■ Data records ■
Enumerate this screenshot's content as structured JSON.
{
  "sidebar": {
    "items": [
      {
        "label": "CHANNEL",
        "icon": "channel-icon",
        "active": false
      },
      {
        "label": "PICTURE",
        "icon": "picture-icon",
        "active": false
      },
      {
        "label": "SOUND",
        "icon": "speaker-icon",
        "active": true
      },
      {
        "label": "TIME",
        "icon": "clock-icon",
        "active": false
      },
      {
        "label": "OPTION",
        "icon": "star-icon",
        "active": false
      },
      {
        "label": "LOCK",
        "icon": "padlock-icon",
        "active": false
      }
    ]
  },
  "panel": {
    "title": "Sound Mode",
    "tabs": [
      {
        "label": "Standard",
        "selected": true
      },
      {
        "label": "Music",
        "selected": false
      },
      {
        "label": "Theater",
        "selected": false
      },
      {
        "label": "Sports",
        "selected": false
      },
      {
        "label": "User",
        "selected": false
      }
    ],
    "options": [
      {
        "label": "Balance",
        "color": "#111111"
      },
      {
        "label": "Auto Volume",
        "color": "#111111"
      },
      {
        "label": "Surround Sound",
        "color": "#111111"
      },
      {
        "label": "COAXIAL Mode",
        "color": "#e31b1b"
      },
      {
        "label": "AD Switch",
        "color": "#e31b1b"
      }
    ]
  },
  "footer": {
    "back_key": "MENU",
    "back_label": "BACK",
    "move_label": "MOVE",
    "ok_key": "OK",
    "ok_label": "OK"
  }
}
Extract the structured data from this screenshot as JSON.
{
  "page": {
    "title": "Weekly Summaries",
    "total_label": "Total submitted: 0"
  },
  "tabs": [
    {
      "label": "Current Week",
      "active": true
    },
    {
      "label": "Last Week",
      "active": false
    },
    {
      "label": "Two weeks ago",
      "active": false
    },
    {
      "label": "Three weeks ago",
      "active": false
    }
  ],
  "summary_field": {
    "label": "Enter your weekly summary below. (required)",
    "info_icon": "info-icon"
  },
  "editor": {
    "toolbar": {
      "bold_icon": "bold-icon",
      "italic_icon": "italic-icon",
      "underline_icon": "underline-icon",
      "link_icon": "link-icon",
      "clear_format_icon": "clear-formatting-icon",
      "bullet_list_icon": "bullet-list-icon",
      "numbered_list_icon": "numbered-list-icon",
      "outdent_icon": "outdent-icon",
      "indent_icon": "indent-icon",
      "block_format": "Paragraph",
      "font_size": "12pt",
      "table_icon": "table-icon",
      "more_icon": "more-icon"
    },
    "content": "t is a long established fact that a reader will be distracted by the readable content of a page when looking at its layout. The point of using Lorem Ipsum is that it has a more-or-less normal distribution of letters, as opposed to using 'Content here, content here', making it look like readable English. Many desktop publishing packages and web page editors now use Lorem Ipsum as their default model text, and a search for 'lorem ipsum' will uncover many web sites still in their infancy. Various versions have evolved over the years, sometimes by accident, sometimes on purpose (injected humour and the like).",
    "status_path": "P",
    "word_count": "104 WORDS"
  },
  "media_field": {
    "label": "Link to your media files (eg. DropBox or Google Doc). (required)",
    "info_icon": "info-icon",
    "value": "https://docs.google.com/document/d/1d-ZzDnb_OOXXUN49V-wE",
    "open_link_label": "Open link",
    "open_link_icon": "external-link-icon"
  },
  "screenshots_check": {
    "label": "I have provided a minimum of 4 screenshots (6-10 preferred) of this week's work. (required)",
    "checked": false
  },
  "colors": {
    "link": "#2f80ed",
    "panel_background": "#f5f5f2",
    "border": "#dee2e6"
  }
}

■ Problem ■
Find the lines with the string "true" and reproduce them.

■ Expected output ■
        "active": true
        "selected": true
      "active": true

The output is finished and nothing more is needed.